-- Start of Data lines --

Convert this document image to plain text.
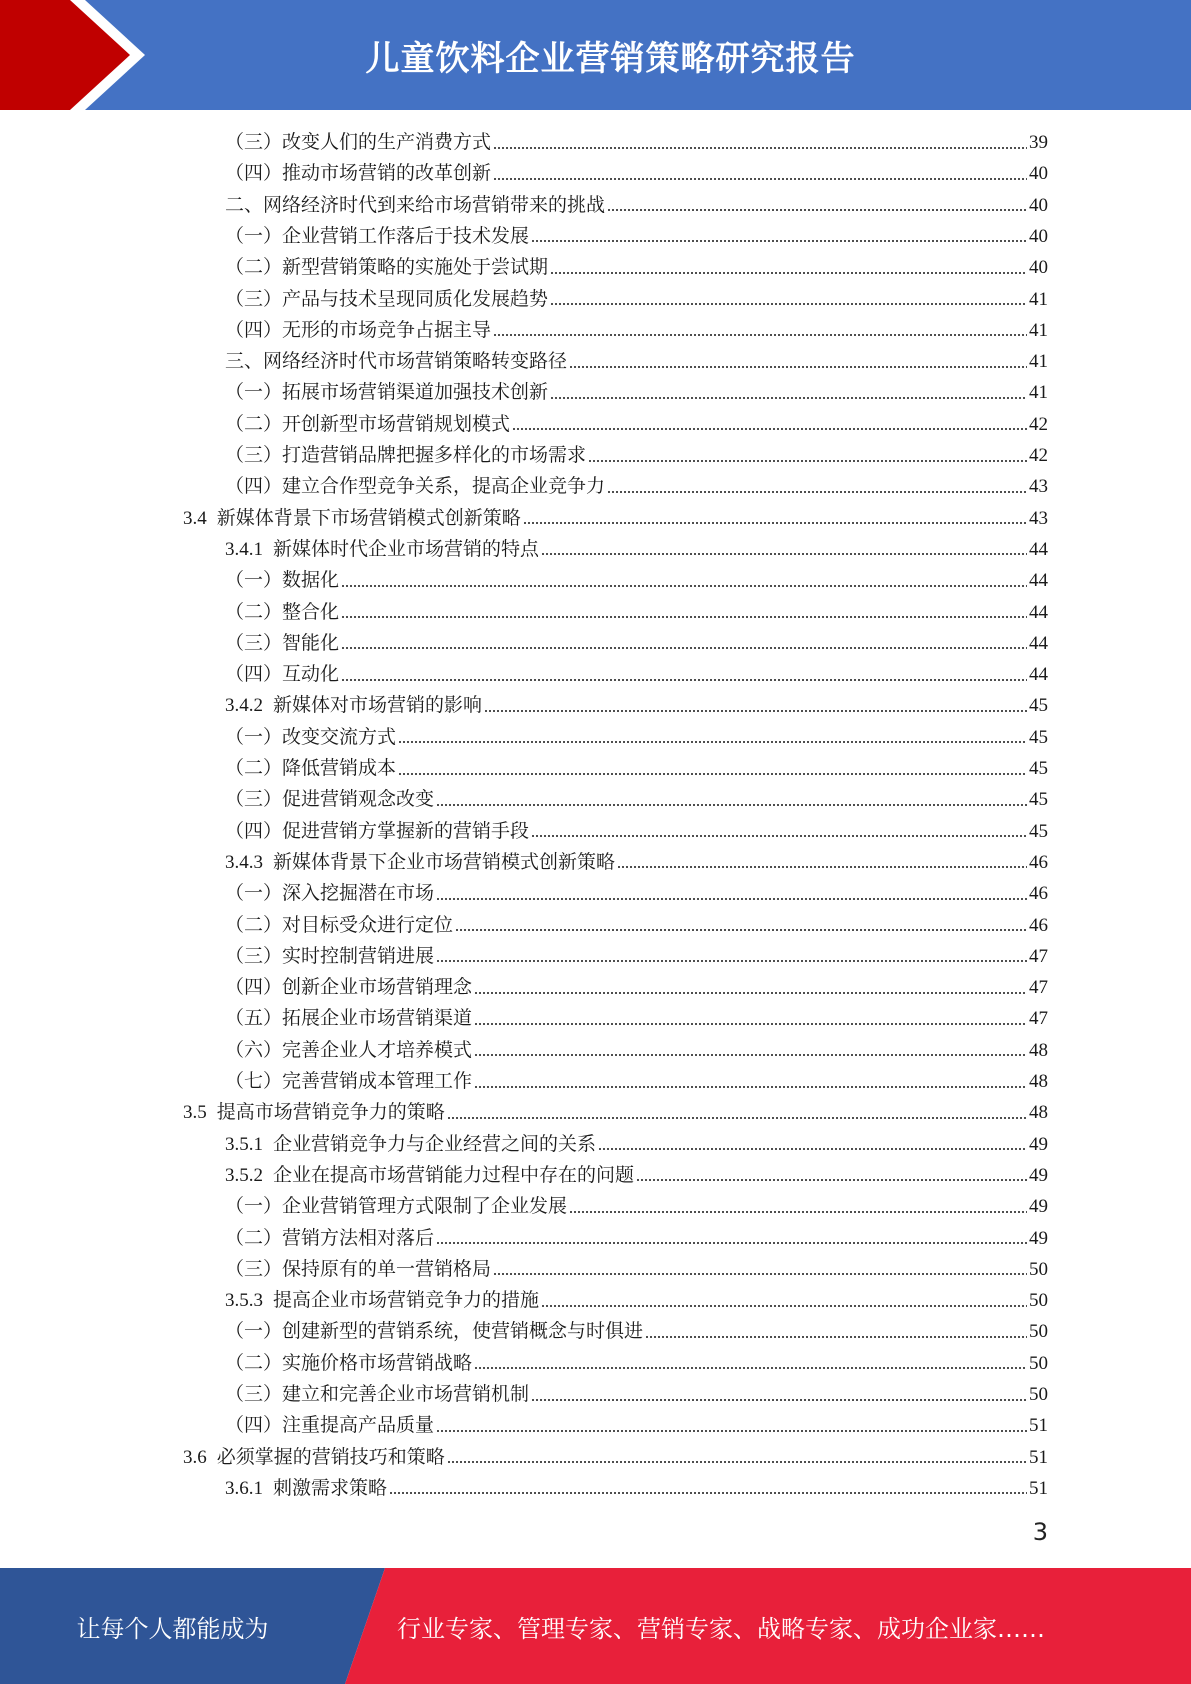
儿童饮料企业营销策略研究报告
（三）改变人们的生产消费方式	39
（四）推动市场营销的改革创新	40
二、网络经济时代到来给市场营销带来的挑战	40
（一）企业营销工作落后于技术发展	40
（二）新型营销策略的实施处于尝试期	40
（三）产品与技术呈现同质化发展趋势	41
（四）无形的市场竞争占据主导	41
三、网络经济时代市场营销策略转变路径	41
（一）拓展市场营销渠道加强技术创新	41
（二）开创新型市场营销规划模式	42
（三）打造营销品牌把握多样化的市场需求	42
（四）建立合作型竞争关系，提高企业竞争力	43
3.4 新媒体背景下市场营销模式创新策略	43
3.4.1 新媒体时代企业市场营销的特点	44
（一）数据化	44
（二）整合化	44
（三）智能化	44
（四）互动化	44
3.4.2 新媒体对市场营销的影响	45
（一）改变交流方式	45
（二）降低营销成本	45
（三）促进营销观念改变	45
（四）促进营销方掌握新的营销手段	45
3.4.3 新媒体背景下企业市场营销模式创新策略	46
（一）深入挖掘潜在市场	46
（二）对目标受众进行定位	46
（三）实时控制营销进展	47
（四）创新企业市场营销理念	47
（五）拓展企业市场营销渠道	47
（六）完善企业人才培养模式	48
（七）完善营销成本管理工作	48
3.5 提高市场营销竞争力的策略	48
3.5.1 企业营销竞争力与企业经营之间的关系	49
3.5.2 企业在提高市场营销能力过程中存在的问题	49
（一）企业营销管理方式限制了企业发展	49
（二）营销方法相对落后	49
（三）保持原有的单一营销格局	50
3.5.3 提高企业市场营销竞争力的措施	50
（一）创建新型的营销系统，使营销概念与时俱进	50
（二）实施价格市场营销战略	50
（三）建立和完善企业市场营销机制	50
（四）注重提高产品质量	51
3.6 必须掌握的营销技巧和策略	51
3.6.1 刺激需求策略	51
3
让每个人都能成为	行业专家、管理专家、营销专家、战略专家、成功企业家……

-- End of Data lines --
-- Start of Data lines --

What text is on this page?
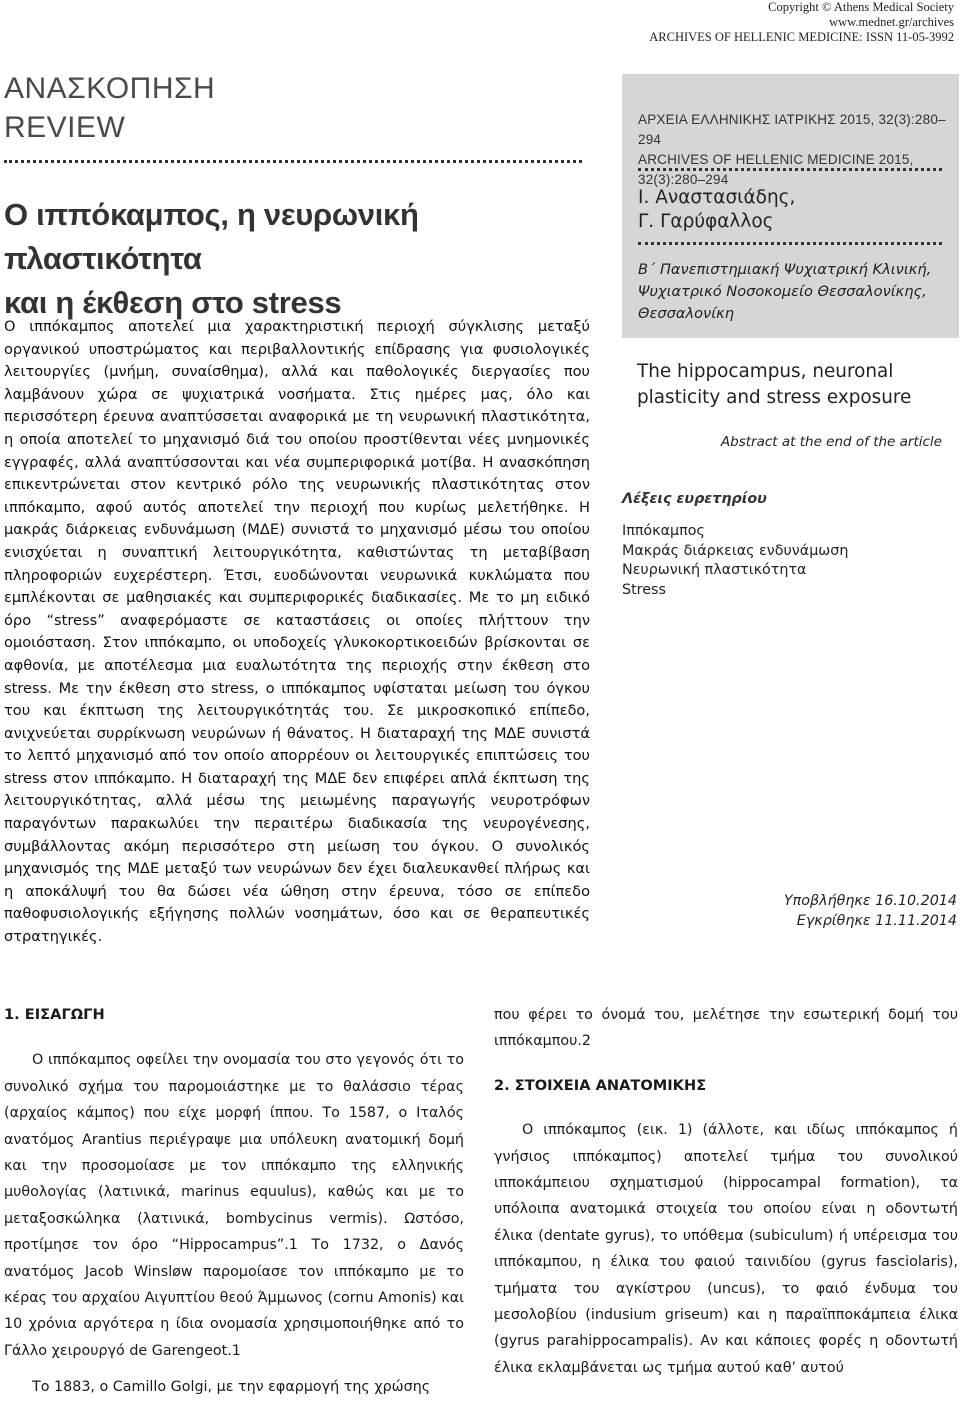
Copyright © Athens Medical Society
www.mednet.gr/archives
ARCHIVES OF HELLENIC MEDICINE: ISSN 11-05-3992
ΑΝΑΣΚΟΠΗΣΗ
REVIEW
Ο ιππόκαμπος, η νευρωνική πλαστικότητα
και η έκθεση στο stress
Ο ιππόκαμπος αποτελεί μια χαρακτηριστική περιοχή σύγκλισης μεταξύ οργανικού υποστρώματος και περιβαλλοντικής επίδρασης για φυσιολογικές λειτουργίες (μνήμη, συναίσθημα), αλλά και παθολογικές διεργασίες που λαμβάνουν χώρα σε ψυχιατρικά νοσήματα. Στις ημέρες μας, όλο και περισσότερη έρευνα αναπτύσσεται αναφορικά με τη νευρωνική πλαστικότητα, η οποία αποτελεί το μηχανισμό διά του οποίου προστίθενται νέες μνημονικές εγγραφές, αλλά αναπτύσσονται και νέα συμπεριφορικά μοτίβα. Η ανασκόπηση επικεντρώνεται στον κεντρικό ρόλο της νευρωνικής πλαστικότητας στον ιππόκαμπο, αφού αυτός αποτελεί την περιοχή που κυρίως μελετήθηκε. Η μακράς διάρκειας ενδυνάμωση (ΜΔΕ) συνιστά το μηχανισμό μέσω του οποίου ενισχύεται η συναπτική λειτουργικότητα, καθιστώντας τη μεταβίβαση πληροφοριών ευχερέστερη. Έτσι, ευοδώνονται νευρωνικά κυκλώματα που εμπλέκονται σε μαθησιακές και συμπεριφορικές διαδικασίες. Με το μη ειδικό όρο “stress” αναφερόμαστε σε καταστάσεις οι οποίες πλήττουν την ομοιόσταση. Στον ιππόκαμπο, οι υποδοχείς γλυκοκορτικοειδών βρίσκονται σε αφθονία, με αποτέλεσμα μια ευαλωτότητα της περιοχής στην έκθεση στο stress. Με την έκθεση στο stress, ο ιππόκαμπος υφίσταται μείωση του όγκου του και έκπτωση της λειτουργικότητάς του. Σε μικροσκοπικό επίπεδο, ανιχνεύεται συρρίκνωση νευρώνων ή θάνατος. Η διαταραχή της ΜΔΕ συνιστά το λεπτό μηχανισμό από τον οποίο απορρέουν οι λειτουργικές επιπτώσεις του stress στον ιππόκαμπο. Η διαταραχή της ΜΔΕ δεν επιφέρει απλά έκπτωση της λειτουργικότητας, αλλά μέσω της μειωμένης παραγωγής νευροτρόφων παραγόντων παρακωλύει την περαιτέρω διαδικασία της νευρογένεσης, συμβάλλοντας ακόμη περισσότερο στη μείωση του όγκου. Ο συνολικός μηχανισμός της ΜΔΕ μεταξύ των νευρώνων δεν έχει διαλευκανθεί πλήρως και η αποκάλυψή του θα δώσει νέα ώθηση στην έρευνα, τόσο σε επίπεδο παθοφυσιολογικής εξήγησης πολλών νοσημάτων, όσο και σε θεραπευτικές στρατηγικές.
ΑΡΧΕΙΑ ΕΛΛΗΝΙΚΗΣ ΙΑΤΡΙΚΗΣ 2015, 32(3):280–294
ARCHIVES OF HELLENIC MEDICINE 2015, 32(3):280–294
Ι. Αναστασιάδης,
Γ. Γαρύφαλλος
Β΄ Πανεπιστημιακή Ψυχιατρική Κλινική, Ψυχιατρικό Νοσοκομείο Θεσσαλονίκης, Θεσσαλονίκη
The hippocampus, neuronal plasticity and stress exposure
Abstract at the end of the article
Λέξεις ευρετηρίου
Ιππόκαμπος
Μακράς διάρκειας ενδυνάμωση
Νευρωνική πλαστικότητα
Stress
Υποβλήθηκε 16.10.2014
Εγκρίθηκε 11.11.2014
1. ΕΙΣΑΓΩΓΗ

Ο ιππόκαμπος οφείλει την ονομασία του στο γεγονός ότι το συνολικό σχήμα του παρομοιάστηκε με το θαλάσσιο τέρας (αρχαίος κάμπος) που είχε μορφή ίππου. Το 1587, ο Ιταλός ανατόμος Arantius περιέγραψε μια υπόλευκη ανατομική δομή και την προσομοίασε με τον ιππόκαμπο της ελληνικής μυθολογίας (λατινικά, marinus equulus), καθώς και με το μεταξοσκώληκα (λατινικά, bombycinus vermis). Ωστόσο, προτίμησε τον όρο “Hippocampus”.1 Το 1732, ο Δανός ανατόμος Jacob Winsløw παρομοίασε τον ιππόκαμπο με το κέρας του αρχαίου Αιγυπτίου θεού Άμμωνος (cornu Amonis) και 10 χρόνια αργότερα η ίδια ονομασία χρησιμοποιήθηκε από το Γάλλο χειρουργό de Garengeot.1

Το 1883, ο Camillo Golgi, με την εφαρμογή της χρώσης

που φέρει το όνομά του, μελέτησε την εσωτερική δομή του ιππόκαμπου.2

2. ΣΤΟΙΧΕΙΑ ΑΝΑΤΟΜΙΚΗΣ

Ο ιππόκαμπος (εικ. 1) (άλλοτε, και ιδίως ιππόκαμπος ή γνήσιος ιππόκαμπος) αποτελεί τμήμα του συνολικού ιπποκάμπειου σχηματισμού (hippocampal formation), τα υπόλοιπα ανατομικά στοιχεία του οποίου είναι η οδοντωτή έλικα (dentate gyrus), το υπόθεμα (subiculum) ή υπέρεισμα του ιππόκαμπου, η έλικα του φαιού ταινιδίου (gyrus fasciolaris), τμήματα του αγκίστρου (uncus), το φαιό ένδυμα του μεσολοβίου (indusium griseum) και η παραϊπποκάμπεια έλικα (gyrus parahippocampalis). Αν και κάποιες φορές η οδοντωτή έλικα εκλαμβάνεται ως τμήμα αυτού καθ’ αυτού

-- End of Data lines --
-- Start of Data lines --

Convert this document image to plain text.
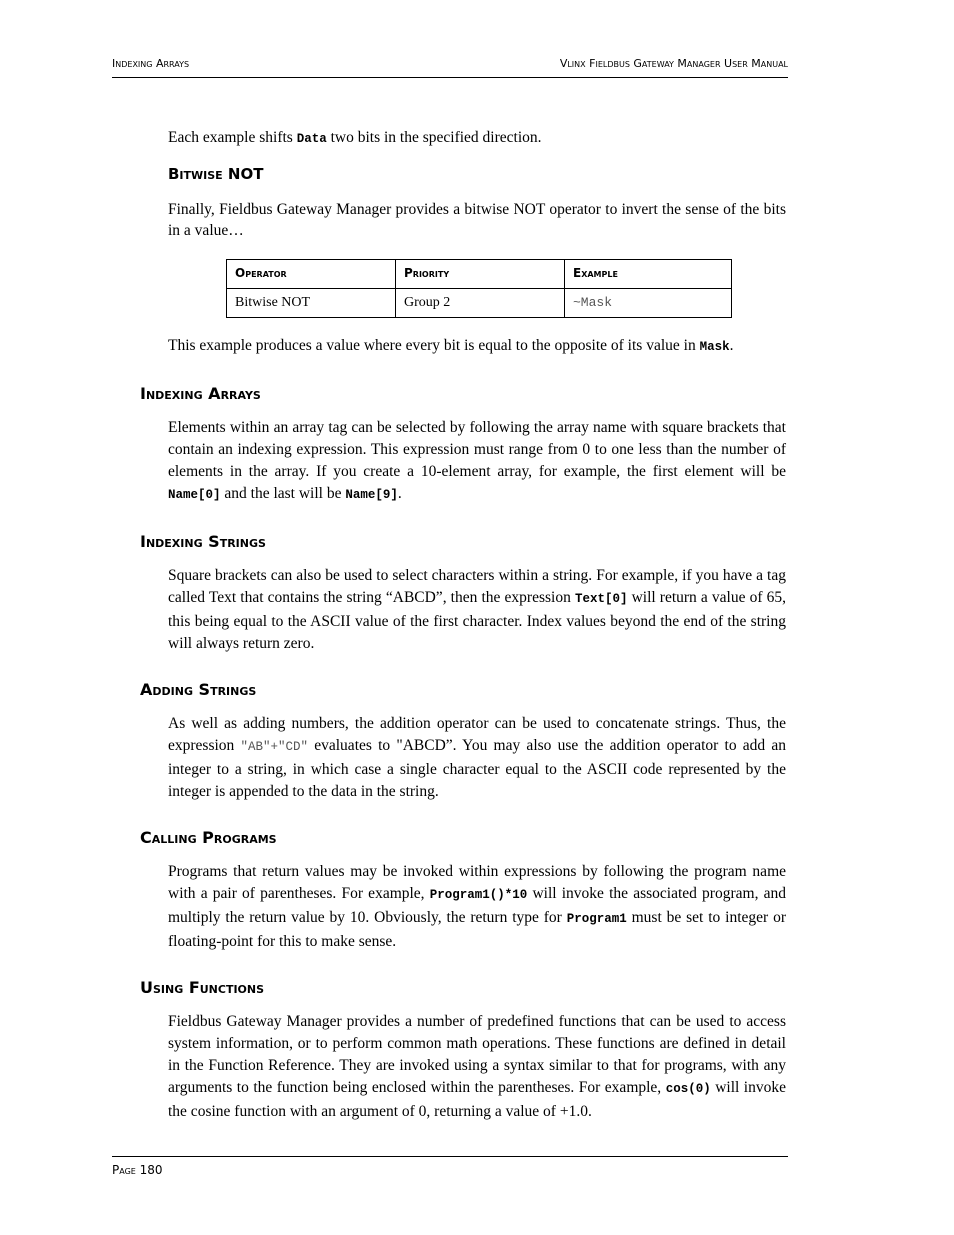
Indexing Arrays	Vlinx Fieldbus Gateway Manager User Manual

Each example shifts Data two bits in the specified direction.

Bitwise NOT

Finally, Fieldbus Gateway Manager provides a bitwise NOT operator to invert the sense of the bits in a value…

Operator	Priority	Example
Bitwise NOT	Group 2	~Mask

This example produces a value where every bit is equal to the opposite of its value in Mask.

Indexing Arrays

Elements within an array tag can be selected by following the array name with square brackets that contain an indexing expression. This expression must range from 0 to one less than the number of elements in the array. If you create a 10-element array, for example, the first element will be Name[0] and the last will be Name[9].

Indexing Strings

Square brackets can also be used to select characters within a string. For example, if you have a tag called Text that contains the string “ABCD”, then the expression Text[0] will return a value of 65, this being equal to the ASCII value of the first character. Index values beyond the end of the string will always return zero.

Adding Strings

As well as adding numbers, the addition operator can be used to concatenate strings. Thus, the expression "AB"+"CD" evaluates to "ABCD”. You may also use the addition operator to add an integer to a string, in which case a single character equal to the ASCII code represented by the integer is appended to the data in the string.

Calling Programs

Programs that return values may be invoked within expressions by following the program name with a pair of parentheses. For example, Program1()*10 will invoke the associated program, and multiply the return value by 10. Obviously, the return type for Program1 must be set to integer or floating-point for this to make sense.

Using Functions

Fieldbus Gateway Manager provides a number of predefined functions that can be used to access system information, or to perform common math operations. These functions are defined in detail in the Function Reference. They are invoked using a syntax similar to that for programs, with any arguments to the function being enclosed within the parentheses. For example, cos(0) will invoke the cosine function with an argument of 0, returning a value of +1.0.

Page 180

-- End of Data lines --

The task »
Determine the number of lines in these entries that contain the word "ABCD", and write only that number.

Answer to this task »
2